• **RECORDS SUPPLIED**
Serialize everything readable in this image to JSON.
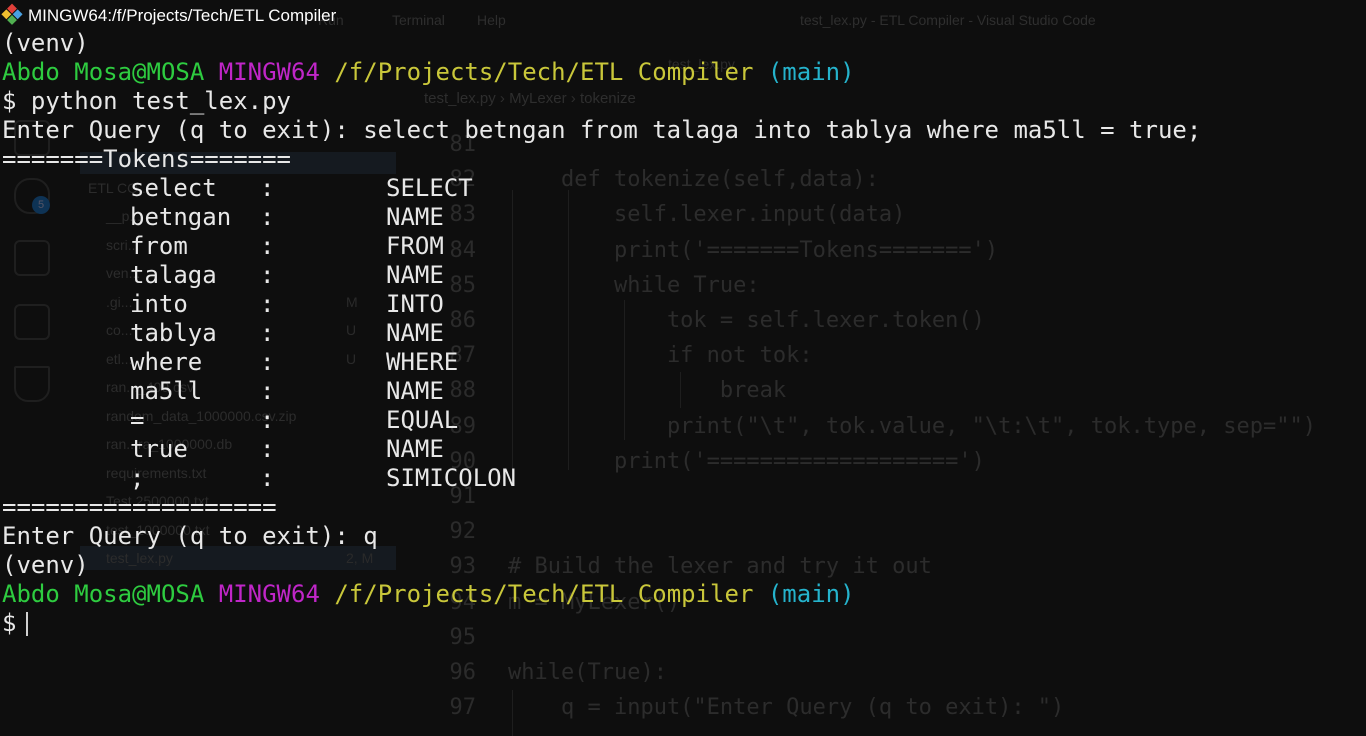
{
  "window": {
    "title": "MINGW64:/f/Projects/Tech/ETL Compiler"
  },
  "terminal": {
    "venv": "(venv)",
    "prompt": {
      "user": "Abdo Mosa@MOSA",
      "system": "MINGW64",
      "path": "/f/Projects/Tech/ETL Compiler",
      "branch": "(main)",
      "symbol": "$"
    },
    "command": "$ python test_lex.py",
    "query_line_1": "Enter Query (q to exit): select betngan from talaga into tablya where ma5ll = true;",
    "tokens_header": "=======Tokens=======",
    "tokens": [
      {
        "value": "select",
        "sep": ":",
        "type": "SELECT"
      },
      {
        "value": "betngan",
        "sep": ":",
        "type": "NAME"
      },
      {
        "value": "from",
        "sep": ":",
        "type": "FROM"
      },
      {
        "value": "talaga",
        "sep": ":",
        "type": "NAME"
      },
      {
        "value": "into",
        "sep": ":",
        "type": "INTO"
      },
      {
        "value": "tablya",
        "sep": ":",
        "type": "NAME"
      },
      {
        "value": "where",
        "sep": ":",
        "type": "WHERE"
      },
      {
        "value": "ma5ll",
        "sep": ":",
        "type": "NAME"
      },
      {
        "value": "=",
        "sep": ":",
        "type": "EQUAL"
      },
      {
        "value": "true",
        "sep": ":",
        "type": "NAME"
      },
      {
        "value": ";",
        "sep": ":",
        "type": "SIMICOLON"
      }
    ],
    "tokens_footer": "===================",
    "query_line_2": "Enter Query (q to exit): q",
    "colors": {
      "user": "#2ecc40",
      "system": "#c026c8",
      "path": "#c9c73a",
      "branch": "#25b3cc"
    }
  },
  "background_editor": {
    "menu": [
      "Run",
      "Terminal",
      "Help"
    ],
    "title": "test_lex.py - ETL Compiler - Visual Studio Code",
    "tab": "test_lex.py",
    "breadcrumb": [
      "test_lex.py",
      "MyLexer",
      "tokenize"
    ],
    "source_control_badge": "5",
    "explorer": {
      "section": "ETL CO...",
      "items": [
        {
          "name": "__p...",
          "status": ""
        },
        {
          "name": "scri...",
          "status": ""
        },
        {
          "name": "ven...",
          "status": ""
        },
        {
          "name": ".gi...",
          "status": "M"
        },
        {
          "name": "co...",
          "status": "U"
        },
        {
          "name": "etl...",
          "status": "U"
        },
        {
          "name": "ran..._400.csv",
          "status": ""
        },
        {
          "name": "random_data_1000000.csv.zip",
          "status": ""
        },
        {
          "name": "ran...ra_1000000.db",
          "status": ""
        },
        {
          "name": "requirements.txt",
          "status": ""
        },
        {
          "name": "Test 2500000.txt",
          "status": ""
        },
        {
          "name": "test_1000000.txt",
          "status": ""
        },
        {
          "name": "test_lex.py",
          "status": "2, M"
        }
      ]
    },
    "code_lines": [
      {
        "num": "81",
        "text": ""
      },
      {
        "num": "82",
        "text": "    def tokenize(self,data):"
      },
      {
        "num": "83",
        "text": "        self.lexer.input(data)"
      },
      {
        "num": "84",
        "text": "        print('=======Tokens=======')"
      },
      {
        "num": "85",
        "text": "        while True:"
      },
      {
        "num": "86",
        "text": "            tok = self.lexer.token()"
      },
      {
        "num": "87",
        "text": "            if not tok:"
      },
      {
        "num": "88",
        "text": "                break"
      },
      {
        "num": "89",
        "text": "            print(\"\\t\", tok.value, \"\\t:\\t\", tok.type, sep=\"\")"
      },
      {
        "num": "90",
        "text": "        print('===================')"
      },
      {
        "num": "91",
        "text": ""
      },
      {
        "num": "92",
        "text": ""
      },
      {
        "num": "93",
        "text": "# Build the lexer and try it out"
      },
      {
        "num": "94",
        "text": "m = MyLexer()"
      },
      {
        "num": "95",
        "text": ""
      },
      {
        "num": "96",
        "text": "while(True):"
      },
      {
        "num": "97",
        "text": "    q = input(\"Enter Query (q to exit): \")"
      }
    ]
  }
}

• **THE EXERCISE**
Return every line in the listing that contains the word "talaga".

• **THE COMPLETED TASK**
    "query_line_1": "Enter Query (q to exit): select betngan from talaga into tablya where ma5ll = true;",
        "value": "talaga",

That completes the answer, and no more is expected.